• _Work instructions_: Lines holding the string "pocket" are the ones to copy; find them all in the data.
---- Input rows
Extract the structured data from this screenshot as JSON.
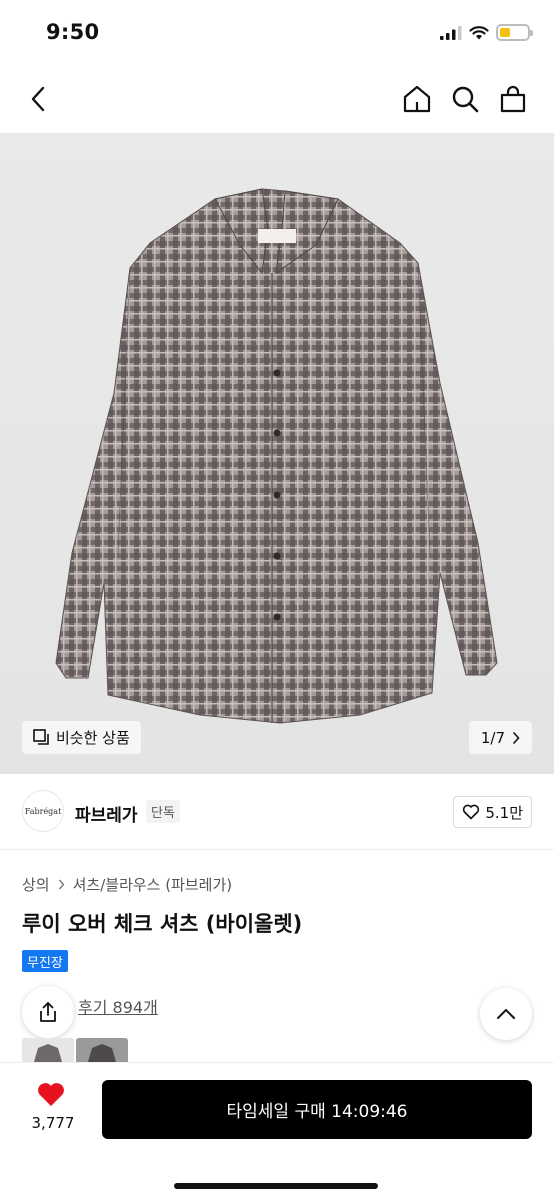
{
  "status_bar": {
    "time": "9:50"
  },
  "hero": {
    "similar_label": "비슷한 상품",
    "pager": "1/7"
  },
  "brand": {
    "logo_text": "Fabrégat",
    "name": "파브레가",
    "tag": "단독",
    "like_count": "5.1만"
  },
  "product": {
    "breadcrumb": [
      "상의",
      "셔츠/블라우스 (파브레가)"
    ],
    "title": "루이 오버 체크 셔츠 (바이올렛)",
    "badge": "무진장",
    "review_text": "후기 894개"
  },
  "bottom": {
    "like_count": "3,777",
    "buy_label": "타임세일 구매 14:09:46"
  },
  "colors": {
    "accent": "#1477f2",
    "heart": "#e8121f",
    "buy_button": "#000000"
  },
  "icons": [
    "back-icon",
    "home-icon",
    "search-icon",
    "cart-icon",
    "similar-icon",
    "chevron-right-icon",
    "heart-outline-icon",
    "share-icon",
    "chevron-up-icon",
    "heart-filled-icon"
  ]
}
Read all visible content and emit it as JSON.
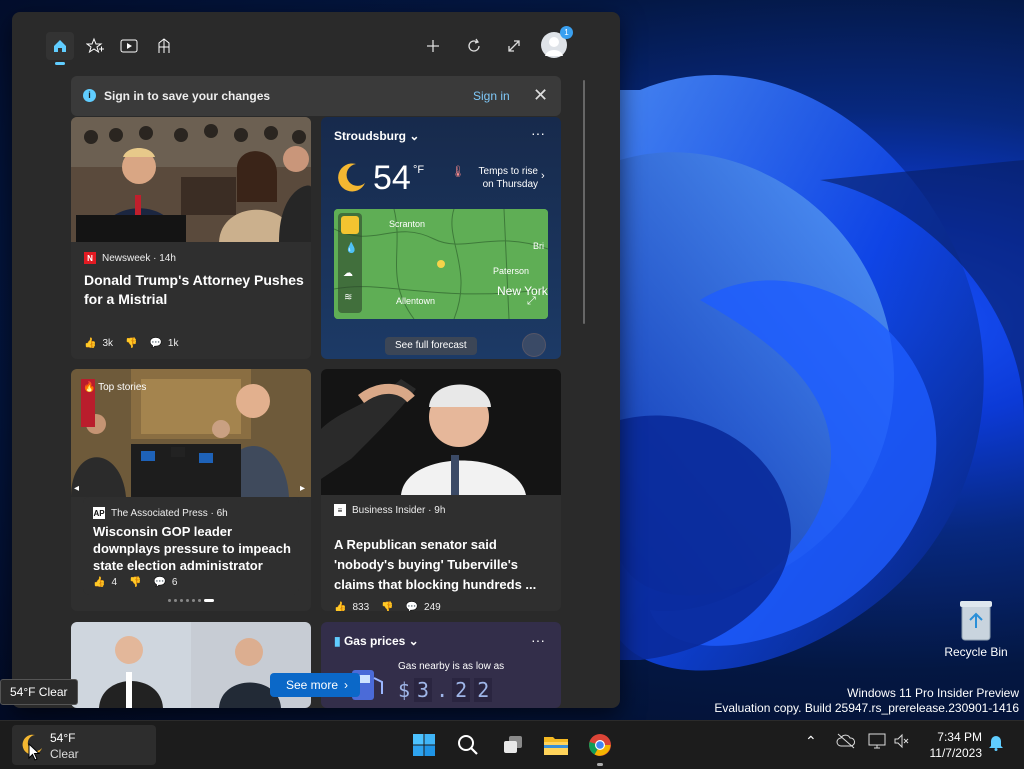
{
  "widgets": {
    "tabs": [
      {
        "name": "home",
        "active": true
      },
      {
        "name": "favorites",
        "active": false
      },
      {
        "name": "video",
        "active": false
      },
      {
        "name": "sports",
        "active": false
      }
    ],
    "badge_count": "1",
    "banner": {
      "text": "Sign in to save your changes",
      "action": "Sign in"
    },
    "cards": {
      "trump": {
        "source": "Newsweek · 14h",
        "title": "Donald Trump's Attorney Pushes for a Mistrial",
        "likes": "3k",
        "comments": "1k"
      },
      "weather": {
        "location": "Stroudsburg",
        "temp": "54",
        "unit": "°F",
        "note": "Temps to rise on Thursday",
        "map_labels": [
          "Scranton",
          "Bri",
          "Paterson",
          "New York",
          "Allentown"
        ],
        "forecast_label": "See full forecast"
      },
      "wisconsin": {
        "tag": "Top stories",
        "source": "The Associated Press · 6h",
        "title": "Wisconsin GOP leader downplays pressure to impeach state election administrator",
        "likes": "4",
        "comments": "6",
        "source_icon_text": "AP"
      },
      "senator": {
        "source": "Business Insider · 9h",
        "title": "A Republican senator said 'nobody's buying' Tuberville's claims that blocking hundreds ...",
        "likes": "833",
        "comments": "249"
      },
      "gas": {
        "title": "Gas prices",
        "subtitle": "Gas nearby is as low as",
        "price": [
          "$",
          "3",
          ".",
          "2",
          "2"
        ]
      }
    },
    "see_more": "See more"
  },
  "desktop": {
    "watermark_line1": "Windows 11 Pro Insider Preview",
    "watermark_line2": "Evaluation copy. Build 25947.rs_prerelease.230901-1416",
    "recycle_bin": "Recycle Bin",
    "tooltip": "54°F Clear"
  },
  "taskbar": {
    "weather_temp": "54°F",
    "weather_cond": "Clear",
    "apps": [
      "windows-start-icon",
      "search-icon",
      "task-view-icon",
      "file-explorer-icon",
      "chrome-icon"
    ],
    "time": "7:34 PM",
    "date": "11/7/2023"
  },
  "colors": {
    "accent": "#60cdff",
    "link": "#7fc8f8",
    "see_more": "#0b68c8",
    "panel": "#2a2a2a",
    "card": "#2f2f2f"
  }
}
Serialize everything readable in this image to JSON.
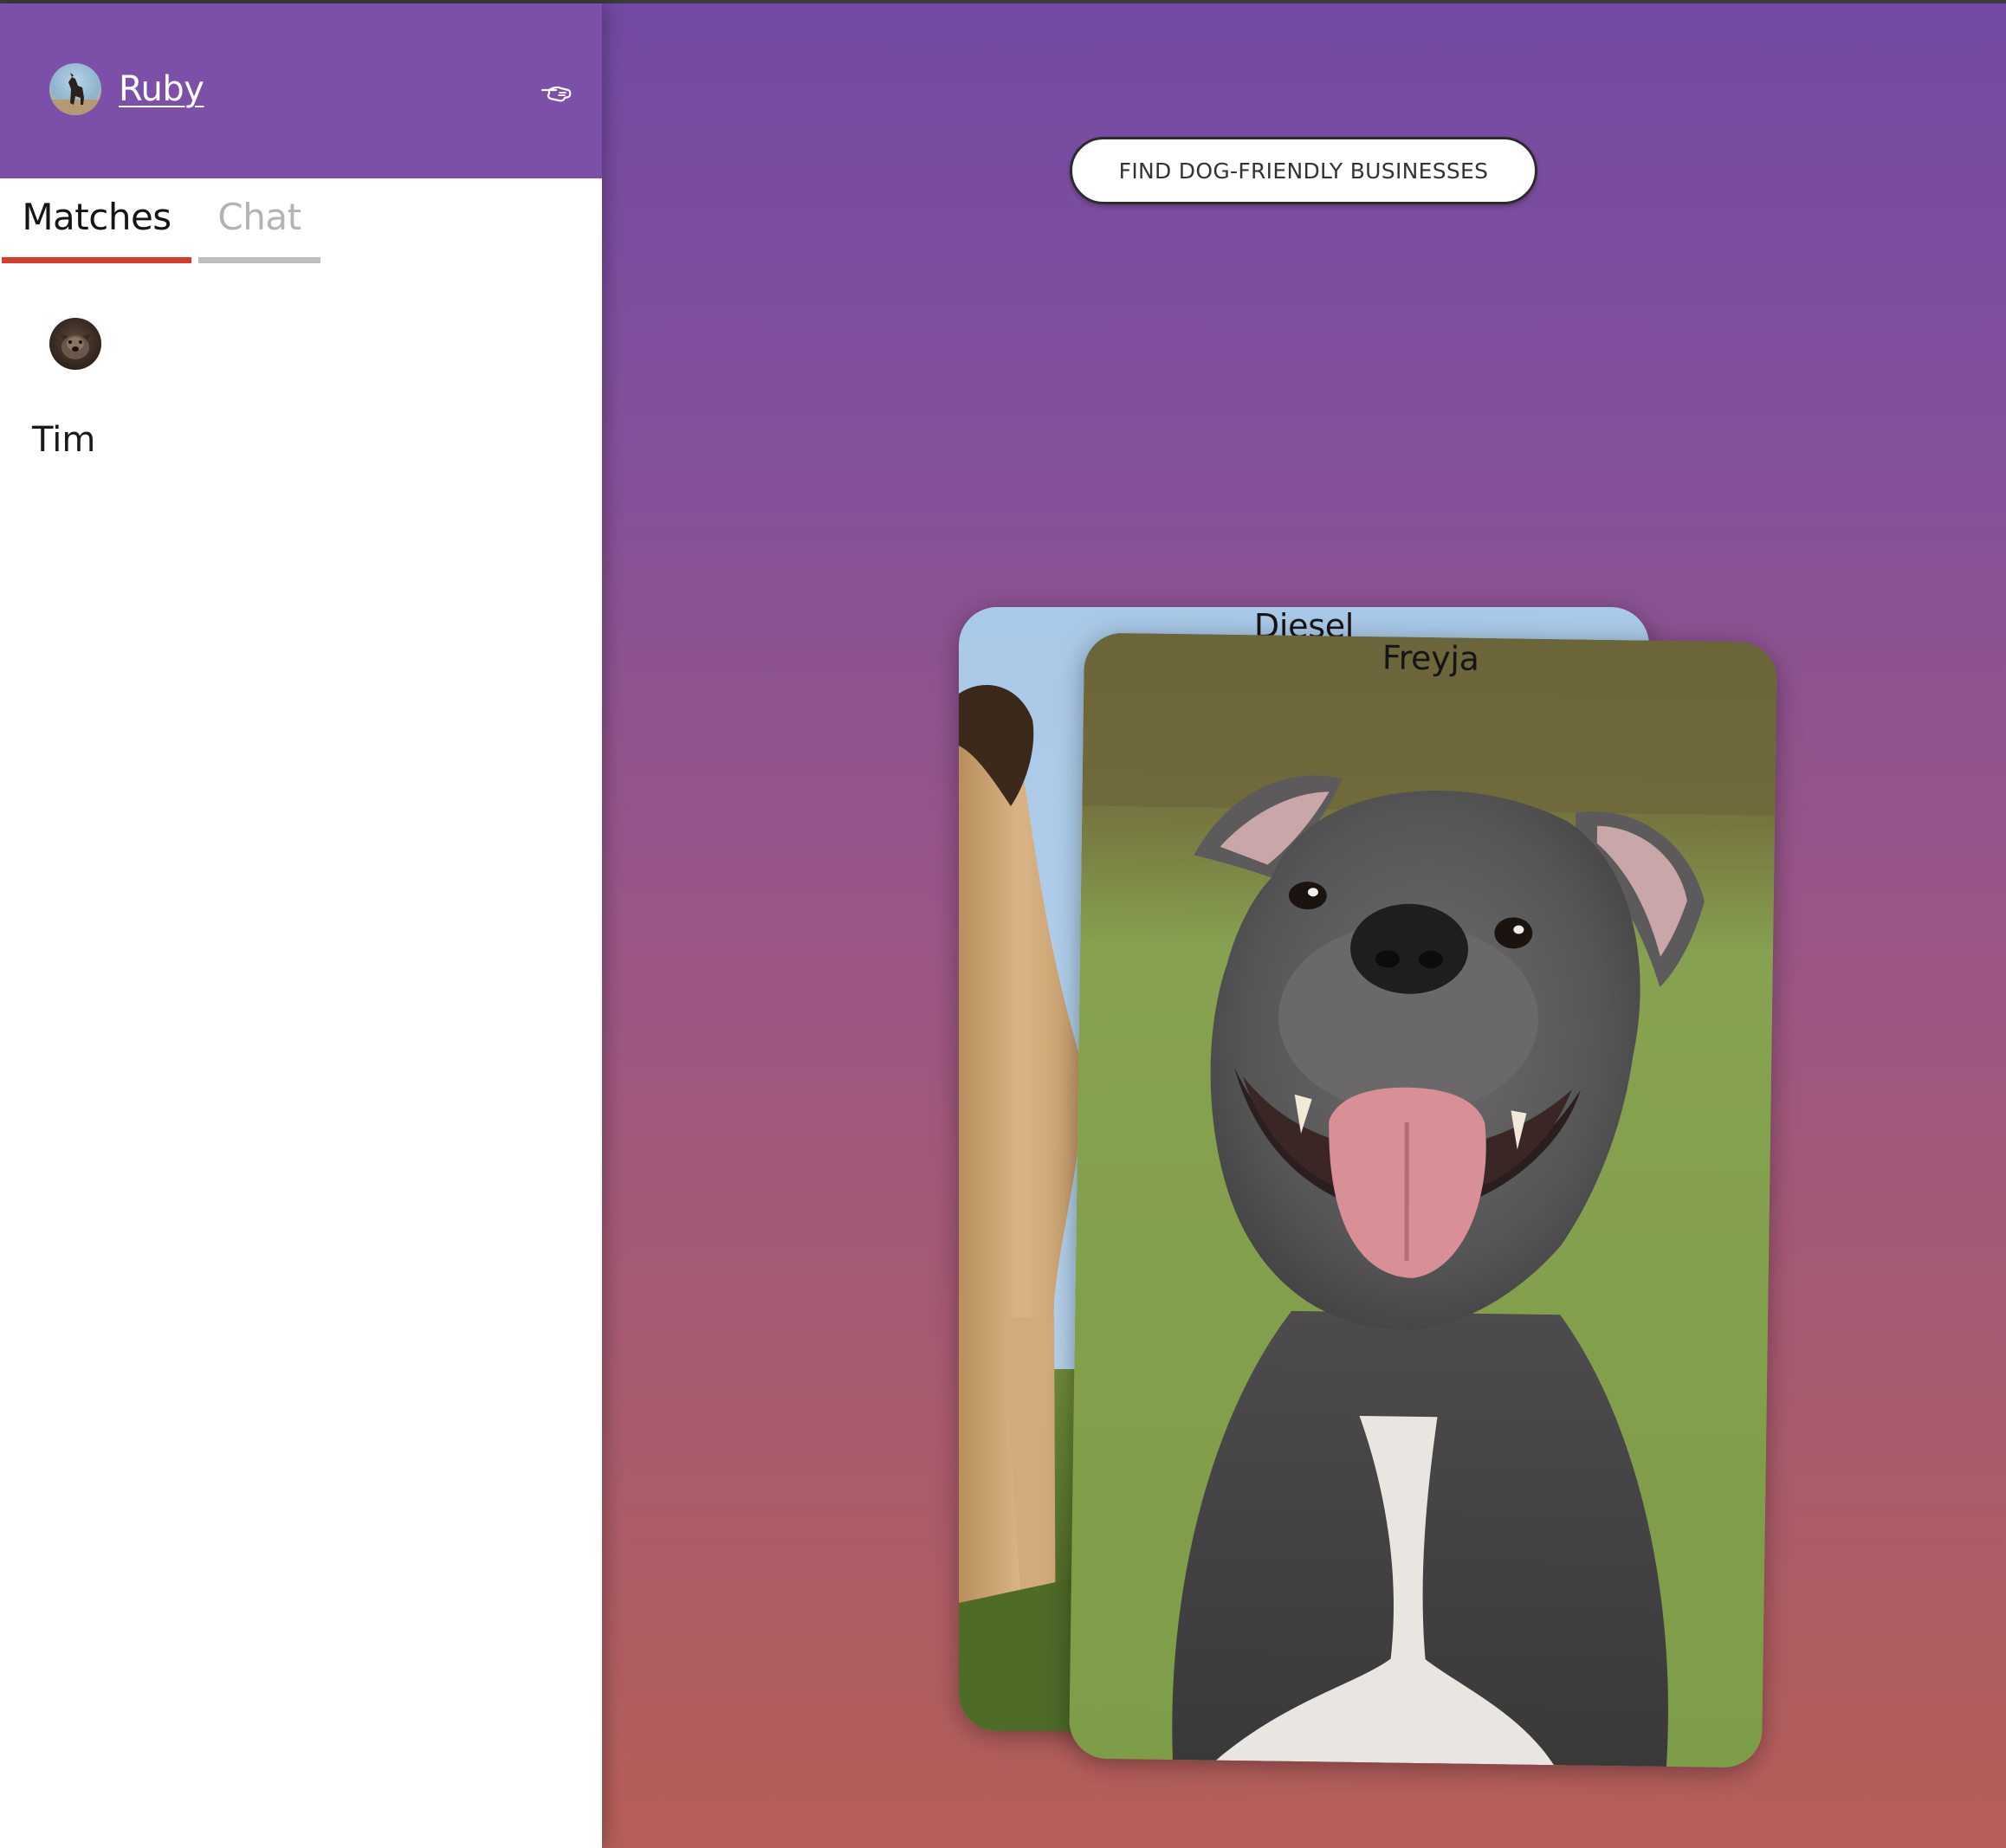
{
  "sidebar": {
    "user": {
      "name": "Ruby",
      "avatar_icon": "dog-avatar",
      "logout_icon": "pointing-hand-icon"
    },
    "tabs": [
      {
        "label": "Matches",
        "active": true
      },
      {
        "label": "Chat",
        "active": false
      }
    ],
    "matches": [
      {
        "name": "Tim",
        "avatar_icon": "dog-avatar"
      }
    ]
  },
  "main": {
    "find_button_label": "FIND DOG-FRIENDLY BUSINESSES",
    "cards": [
      {
        "name": "Diesel",
        "photo": "tan-mastiff-dog-photo"
      },
      {
        "name": "Freyja",
        "photo": "grey-pitbull-dog-photo"
      }
    ]
  },
  "colors": {
    "header_purple": "#7c50a9",
    "gradient_top": "#724aa4",
    "gradient_bottom": "#b65f58",
    "active_tab_underline": "#d93a2b",
    "inactive_tab_underline": "#bdbdbd"
  }
}
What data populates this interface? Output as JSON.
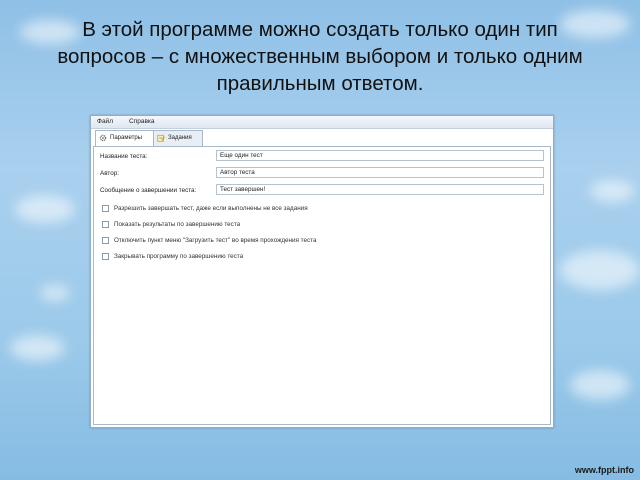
{
  "slide": {
    "heading_lines": [
      "В этой программе можно создать только один тип",
      "вопросов – с множественным выбором и только одним",
      "правильным ответом."
    ],
    "watermark": "www.fppt.info"
  },
  "app": {
    "menu": [
      "Файл",
      "Справка"
    ],
    "tabs": [
      {
        "label": "Параметры",
        "icon": "gear-icon",
        "active": true
      },
      {
        "label": "Задания",
        "icon": "notepad-icon",
        "active": false
      }
    ],
    "fields": [
      {
        "label": "Название теста:",
        "value": "Еще один тест"
      },
      {
        "label": "Автор:",
        "value": "Автор теста"
      },
      {
        "label": "Сообщение о завершении теста:",
        "value": "Тест завершен!"
      }
    ],
    "checkboxes": [
      {
        "label": "Разрешить завершать тест, даже если выполнены не все задания",
        "checked": false
      },
      {
        "label": "Показать результаты по завершению теста",
        "checked": false
      },
      {
        "label": "Отключить пункт меню \"Загрузить тест\" во время прохождения теста",
        "checked": false
      },
      {
        "label": "Закрывать программу по завершению теста",
        "checked": false
      }
    ]
  }
}
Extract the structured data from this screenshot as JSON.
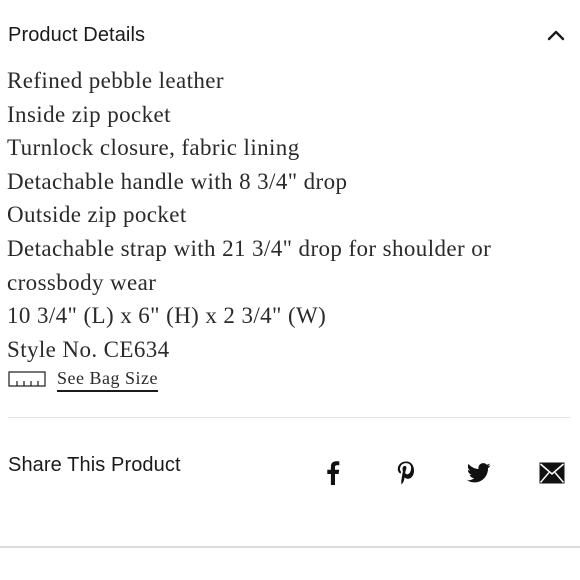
{
  "product_details": {
    "title": "Product Details",
    "toggle_icon": "chevron-up-icon",
    "lines": [
      "Refined pebble leather",
      "Inside zip pocket",
      "Turnlock closure, fabric lining",
      "Detachable handle with 8 3/4\" drop",
      "Outside zip pocket",
      "Detachable strap with 21 3/4\" drop for shoulder or crossbody wear",
      "10 3/4\" (L) x 6\" (H) x 2 3/4\" (W)",
      "Style No. CE634"
    ],
    "bag_size": {
      "icon": "ruler-icon",
      "label": "See Bag Size"
    }
  },
  "share": {
    "title": "Share This Product",
    "icons": [
      "facebook-icon",
      "pinterest-icon",
      "twitter-icon",
      "email-icon"
    ]
  },
  "colors": {
    "text": "#1a1a1a",
    "divider": "#e2e2e2",
    "background": "#ffffff"
  }
}
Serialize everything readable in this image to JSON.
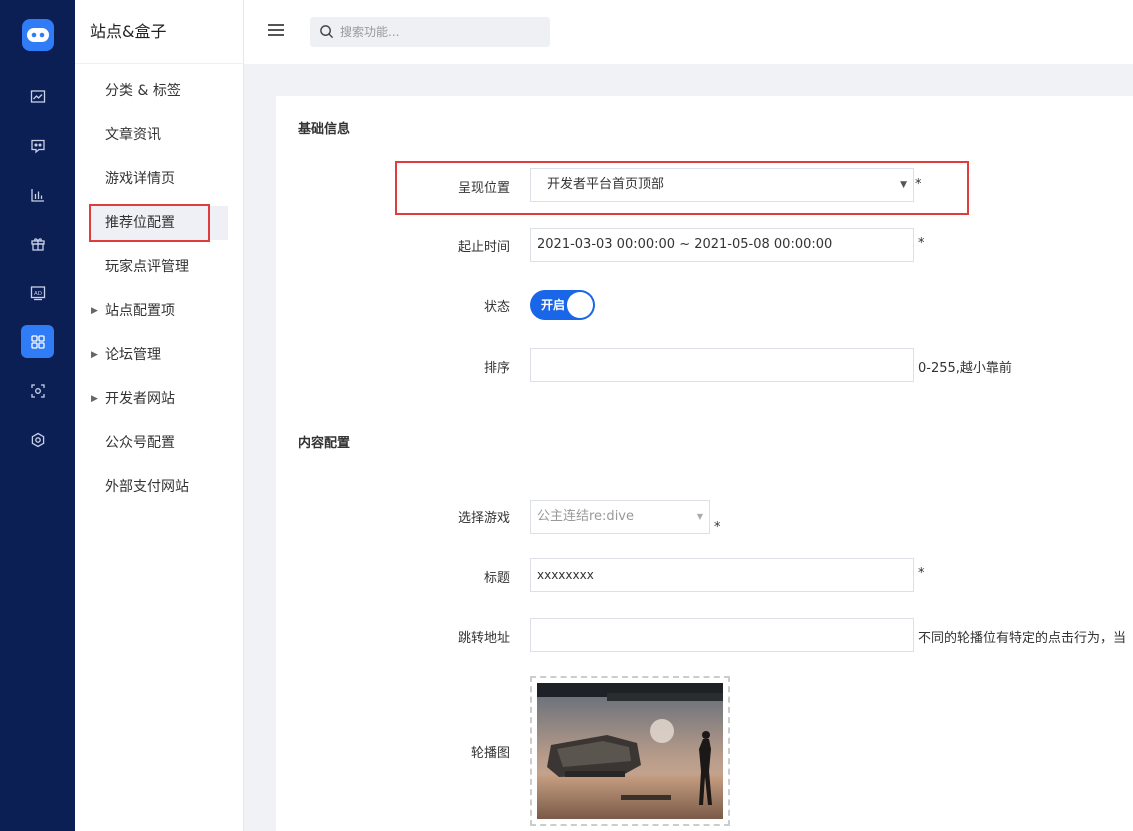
--------
• _The output_:
      "Inside zip pocket",
      "Outside zip pocket",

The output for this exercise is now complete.